#### EXERCISE DATA ####
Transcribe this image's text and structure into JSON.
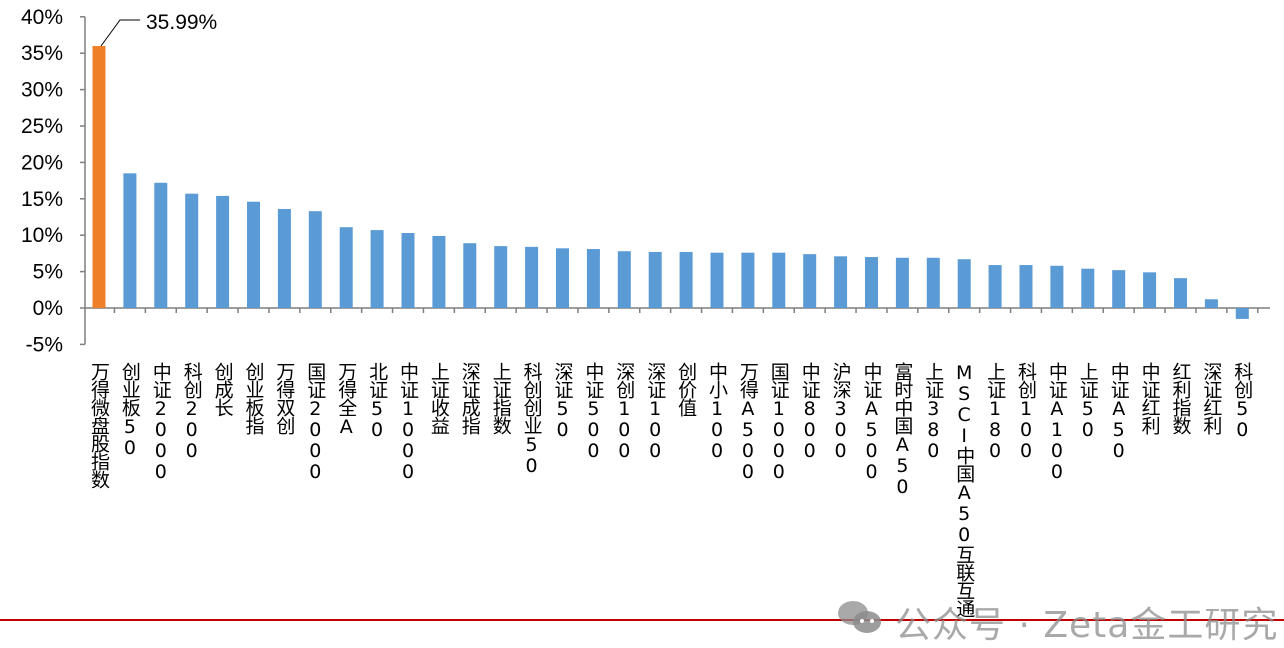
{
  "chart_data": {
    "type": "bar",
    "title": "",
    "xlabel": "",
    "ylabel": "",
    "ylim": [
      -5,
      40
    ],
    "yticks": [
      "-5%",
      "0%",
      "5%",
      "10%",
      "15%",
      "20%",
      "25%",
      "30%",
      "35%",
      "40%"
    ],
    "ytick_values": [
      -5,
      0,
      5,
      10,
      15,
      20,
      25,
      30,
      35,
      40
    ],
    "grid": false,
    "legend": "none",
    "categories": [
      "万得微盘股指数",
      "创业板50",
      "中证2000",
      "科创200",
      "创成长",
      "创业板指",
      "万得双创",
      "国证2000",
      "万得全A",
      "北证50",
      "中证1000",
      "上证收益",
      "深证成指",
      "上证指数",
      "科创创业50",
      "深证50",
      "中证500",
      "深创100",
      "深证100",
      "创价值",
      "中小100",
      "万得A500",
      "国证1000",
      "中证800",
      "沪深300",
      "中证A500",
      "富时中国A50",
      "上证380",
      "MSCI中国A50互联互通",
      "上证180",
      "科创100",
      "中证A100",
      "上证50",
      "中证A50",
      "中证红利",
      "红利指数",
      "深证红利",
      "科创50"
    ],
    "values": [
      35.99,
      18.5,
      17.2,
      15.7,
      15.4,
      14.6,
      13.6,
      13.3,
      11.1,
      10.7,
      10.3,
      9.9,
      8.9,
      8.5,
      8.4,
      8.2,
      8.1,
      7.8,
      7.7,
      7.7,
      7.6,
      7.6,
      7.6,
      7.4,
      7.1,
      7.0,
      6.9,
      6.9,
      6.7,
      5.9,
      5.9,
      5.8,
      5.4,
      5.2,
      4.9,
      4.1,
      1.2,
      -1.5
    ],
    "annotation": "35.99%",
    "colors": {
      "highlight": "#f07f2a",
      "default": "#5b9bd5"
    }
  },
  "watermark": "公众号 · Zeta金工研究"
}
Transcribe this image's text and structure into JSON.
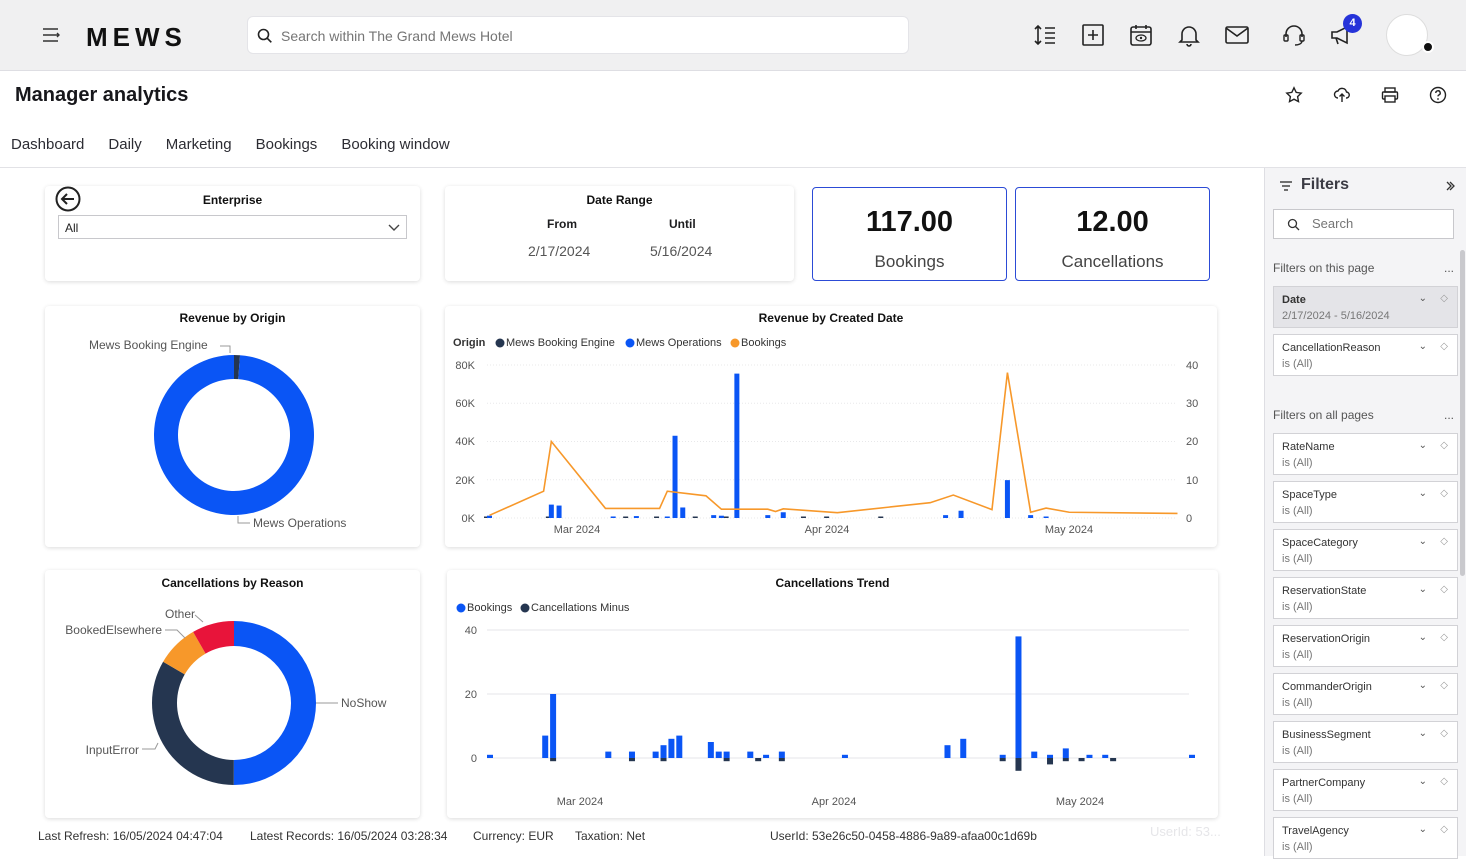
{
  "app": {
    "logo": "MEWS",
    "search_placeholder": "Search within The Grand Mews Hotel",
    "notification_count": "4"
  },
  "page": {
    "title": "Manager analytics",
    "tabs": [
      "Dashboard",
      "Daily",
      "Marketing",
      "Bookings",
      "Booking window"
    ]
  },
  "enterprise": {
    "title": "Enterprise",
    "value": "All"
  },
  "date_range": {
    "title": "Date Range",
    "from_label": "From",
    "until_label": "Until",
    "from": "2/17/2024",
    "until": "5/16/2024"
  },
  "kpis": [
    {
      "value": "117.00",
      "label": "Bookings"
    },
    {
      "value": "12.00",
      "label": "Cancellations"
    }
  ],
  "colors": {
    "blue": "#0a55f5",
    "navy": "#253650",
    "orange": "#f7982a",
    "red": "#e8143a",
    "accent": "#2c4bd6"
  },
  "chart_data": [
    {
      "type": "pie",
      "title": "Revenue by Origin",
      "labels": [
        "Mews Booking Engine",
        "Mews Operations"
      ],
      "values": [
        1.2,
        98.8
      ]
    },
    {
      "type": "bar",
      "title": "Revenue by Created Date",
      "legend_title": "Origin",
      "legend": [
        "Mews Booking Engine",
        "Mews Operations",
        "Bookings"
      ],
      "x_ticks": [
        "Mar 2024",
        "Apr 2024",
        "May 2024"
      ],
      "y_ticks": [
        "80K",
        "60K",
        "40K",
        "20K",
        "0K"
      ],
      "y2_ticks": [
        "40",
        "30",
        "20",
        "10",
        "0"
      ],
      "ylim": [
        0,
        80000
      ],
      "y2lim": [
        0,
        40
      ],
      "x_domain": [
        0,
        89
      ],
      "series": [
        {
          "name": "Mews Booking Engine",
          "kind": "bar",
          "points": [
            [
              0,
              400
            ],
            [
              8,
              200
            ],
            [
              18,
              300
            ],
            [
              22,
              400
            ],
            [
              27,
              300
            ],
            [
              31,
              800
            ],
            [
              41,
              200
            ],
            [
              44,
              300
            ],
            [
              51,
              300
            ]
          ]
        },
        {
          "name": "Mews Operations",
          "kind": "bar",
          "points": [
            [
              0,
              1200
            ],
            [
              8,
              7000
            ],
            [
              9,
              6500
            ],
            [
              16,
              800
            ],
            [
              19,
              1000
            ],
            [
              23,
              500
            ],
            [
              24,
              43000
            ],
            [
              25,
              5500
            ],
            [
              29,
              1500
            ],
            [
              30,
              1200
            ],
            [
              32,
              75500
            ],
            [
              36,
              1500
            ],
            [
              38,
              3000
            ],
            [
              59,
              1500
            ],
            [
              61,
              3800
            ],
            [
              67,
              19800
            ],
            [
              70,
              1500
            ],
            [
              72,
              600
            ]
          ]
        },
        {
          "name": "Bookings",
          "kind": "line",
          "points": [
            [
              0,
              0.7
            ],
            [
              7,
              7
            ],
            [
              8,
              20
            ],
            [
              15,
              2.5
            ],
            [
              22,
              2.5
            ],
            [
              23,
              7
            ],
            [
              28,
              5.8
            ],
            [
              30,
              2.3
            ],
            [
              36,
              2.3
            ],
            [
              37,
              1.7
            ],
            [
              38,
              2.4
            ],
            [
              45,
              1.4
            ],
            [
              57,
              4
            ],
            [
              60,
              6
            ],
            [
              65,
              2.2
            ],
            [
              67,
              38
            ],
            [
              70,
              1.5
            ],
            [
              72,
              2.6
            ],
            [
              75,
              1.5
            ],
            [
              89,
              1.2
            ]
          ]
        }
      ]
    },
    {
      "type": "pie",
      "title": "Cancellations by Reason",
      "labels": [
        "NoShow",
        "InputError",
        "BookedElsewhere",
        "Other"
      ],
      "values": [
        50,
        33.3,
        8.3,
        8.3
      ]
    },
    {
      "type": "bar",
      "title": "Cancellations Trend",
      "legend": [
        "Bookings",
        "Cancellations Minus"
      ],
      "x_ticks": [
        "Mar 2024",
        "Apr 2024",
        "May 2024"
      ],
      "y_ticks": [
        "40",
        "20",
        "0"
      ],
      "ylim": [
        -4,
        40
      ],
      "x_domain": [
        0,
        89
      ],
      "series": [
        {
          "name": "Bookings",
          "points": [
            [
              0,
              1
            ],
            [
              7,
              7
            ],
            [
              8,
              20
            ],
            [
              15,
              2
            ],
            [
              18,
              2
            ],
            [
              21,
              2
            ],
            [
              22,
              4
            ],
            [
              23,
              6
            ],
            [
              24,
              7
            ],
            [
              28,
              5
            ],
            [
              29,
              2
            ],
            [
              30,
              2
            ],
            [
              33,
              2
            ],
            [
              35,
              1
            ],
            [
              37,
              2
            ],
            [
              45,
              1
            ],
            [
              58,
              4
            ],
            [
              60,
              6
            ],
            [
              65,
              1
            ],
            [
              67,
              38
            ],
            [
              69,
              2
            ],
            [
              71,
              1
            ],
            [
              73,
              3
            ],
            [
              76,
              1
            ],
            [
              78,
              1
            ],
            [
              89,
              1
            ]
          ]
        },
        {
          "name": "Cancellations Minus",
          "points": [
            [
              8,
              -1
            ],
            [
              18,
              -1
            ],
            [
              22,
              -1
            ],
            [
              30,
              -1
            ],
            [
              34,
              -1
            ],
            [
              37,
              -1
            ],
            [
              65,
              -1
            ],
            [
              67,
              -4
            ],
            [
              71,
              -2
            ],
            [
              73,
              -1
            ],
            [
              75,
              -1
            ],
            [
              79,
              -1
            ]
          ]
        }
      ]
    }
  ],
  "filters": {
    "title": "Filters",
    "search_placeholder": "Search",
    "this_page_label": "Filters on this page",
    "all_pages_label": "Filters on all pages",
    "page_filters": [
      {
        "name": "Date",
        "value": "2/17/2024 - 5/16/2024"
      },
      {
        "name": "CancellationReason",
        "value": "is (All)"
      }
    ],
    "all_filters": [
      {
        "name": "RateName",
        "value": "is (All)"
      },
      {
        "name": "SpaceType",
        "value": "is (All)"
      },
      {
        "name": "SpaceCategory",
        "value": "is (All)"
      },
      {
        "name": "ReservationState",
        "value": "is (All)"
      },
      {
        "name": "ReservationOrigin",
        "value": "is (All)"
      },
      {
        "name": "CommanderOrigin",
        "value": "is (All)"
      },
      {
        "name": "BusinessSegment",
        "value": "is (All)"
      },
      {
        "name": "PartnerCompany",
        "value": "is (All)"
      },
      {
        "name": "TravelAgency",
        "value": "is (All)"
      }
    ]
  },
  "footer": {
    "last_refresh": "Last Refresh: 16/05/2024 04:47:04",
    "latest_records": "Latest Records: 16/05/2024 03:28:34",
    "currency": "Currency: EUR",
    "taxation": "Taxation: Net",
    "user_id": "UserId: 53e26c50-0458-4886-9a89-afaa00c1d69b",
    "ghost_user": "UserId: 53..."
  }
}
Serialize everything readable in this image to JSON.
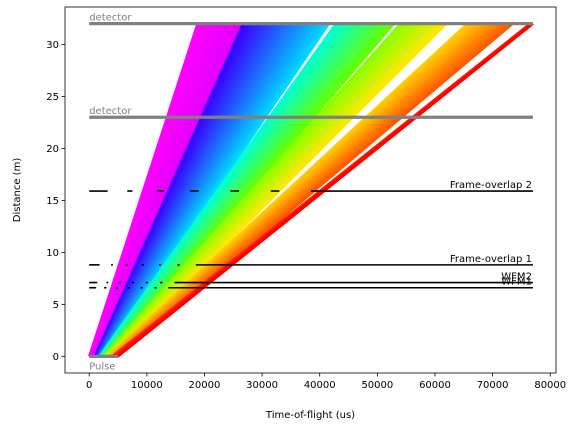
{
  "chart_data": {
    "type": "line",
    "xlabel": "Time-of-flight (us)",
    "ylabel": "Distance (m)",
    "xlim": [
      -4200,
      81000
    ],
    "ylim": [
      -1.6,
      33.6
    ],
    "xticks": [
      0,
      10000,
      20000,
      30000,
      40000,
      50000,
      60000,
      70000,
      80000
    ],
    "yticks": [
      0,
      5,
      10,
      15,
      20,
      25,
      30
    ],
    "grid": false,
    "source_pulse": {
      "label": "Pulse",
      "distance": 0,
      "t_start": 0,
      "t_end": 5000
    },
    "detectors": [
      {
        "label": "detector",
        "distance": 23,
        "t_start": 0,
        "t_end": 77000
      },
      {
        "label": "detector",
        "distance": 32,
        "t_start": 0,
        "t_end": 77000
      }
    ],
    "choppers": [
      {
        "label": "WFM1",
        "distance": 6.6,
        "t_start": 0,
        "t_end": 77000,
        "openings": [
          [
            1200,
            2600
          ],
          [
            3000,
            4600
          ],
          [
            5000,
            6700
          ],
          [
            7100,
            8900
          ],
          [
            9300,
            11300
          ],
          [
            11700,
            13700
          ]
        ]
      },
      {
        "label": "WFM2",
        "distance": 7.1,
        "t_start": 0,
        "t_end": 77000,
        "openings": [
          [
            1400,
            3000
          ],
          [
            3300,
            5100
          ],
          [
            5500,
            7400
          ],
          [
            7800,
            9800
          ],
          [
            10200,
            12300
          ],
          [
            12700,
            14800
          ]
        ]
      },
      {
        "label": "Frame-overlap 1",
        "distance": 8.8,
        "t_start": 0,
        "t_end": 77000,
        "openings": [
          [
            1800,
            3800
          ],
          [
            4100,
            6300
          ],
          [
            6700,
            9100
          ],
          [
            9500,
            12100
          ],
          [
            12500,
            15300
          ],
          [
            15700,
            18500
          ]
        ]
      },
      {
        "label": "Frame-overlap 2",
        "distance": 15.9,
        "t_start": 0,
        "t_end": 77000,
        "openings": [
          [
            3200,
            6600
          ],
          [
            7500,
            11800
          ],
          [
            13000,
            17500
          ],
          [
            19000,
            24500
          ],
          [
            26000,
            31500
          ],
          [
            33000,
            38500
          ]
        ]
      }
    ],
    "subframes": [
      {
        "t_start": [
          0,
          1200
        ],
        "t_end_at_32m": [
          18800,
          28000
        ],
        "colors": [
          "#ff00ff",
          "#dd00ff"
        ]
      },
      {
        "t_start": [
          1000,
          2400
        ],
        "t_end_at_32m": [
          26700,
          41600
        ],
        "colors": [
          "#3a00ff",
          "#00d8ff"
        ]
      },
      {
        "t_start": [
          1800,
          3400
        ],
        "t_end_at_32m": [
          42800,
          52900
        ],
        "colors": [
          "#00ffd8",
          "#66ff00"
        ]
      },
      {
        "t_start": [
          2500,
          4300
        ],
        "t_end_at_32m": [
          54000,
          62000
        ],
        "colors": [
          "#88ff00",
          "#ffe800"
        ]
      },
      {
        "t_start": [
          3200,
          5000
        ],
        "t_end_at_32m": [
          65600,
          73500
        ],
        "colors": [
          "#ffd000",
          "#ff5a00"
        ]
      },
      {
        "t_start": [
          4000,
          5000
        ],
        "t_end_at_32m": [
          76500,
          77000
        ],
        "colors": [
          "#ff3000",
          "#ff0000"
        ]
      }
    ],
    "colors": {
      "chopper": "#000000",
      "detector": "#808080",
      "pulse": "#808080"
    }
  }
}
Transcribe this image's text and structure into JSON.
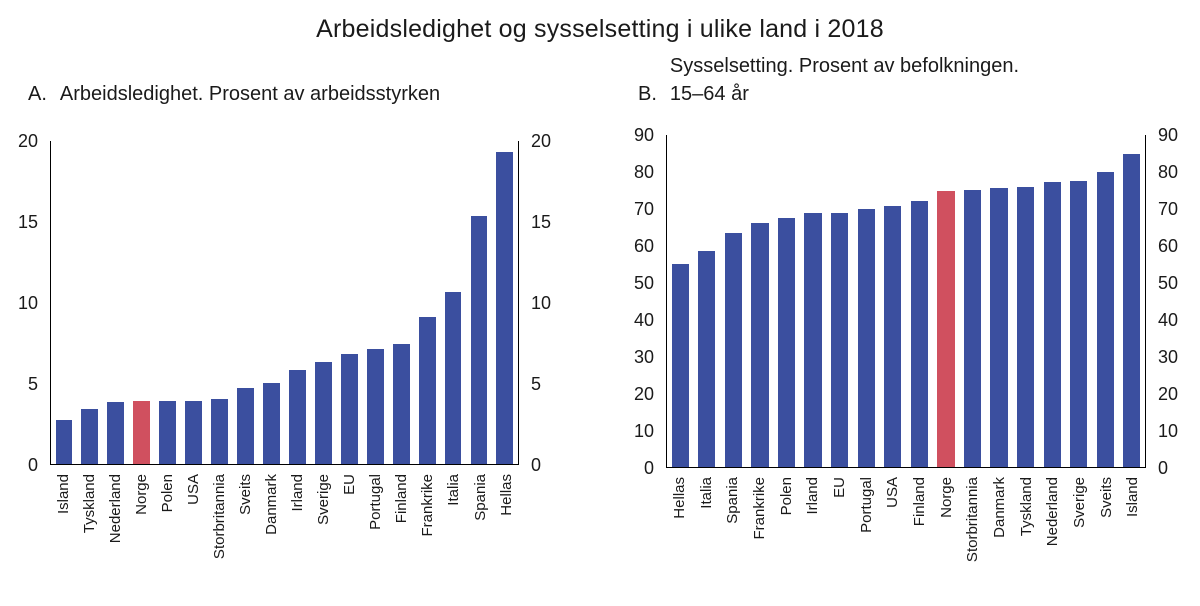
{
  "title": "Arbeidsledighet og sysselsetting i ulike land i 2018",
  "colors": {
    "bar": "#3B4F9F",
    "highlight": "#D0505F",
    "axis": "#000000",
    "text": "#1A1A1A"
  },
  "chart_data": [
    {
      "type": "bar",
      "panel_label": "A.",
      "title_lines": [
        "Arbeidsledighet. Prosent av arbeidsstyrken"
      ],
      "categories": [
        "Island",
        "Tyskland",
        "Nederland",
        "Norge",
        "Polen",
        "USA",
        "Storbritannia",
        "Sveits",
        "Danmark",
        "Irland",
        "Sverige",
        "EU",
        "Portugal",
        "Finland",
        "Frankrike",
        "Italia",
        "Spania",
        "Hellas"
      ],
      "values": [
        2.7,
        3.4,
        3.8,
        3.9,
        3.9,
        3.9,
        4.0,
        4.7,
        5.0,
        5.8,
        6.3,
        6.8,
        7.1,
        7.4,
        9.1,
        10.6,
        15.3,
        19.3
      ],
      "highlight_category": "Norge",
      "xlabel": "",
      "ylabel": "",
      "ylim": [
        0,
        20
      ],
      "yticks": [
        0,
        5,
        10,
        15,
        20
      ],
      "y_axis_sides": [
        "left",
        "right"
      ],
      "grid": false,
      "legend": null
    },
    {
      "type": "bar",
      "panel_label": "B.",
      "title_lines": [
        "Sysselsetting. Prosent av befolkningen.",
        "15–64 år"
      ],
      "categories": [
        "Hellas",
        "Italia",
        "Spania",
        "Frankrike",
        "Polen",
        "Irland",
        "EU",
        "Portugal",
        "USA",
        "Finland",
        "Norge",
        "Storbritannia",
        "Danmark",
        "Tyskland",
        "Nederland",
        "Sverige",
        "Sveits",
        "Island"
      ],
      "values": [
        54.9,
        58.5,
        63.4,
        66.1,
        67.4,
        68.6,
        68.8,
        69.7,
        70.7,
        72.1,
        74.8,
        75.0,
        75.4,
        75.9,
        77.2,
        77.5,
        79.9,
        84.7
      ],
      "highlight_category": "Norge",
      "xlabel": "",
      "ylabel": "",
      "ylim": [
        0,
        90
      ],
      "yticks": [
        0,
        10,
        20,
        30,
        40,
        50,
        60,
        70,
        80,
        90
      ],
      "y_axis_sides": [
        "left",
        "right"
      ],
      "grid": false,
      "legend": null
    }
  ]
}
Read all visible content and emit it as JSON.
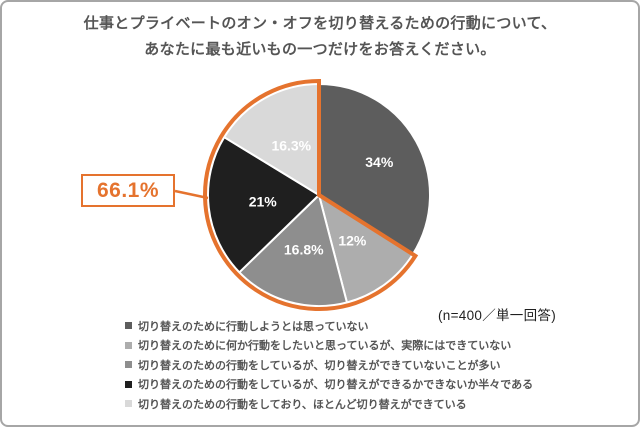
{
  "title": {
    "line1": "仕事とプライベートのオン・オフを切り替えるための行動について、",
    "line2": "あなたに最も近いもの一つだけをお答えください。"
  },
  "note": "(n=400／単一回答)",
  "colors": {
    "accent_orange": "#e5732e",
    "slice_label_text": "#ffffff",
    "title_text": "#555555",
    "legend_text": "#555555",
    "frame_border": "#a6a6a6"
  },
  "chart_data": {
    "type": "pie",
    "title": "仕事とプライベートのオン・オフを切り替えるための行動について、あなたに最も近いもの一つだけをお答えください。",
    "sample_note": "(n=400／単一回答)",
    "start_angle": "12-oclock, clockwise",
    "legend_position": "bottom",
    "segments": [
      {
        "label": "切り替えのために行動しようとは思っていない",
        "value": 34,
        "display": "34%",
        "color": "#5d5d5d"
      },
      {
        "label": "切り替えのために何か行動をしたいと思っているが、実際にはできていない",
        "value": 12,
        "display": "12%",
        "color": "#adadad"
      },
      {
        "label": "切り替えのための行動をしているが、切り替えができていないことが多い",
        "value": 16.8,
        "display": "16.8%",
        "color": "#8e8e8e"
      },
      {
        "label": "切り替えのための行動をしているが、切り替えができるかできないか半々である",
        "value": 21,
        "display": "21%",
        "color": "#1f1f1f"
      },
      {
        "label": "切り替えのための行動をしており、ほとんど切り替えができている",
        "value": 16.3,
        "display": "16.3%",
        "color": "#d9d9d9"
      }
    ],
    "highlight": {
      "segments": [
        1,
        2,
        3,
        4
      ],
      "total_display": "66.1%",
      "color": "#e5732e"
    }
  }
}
####
• EXERCISE GOAL: Reply with nothing except the number of lines in the listing above that include "Arbeidsledighet".

• EXPECTED ANSWER: 2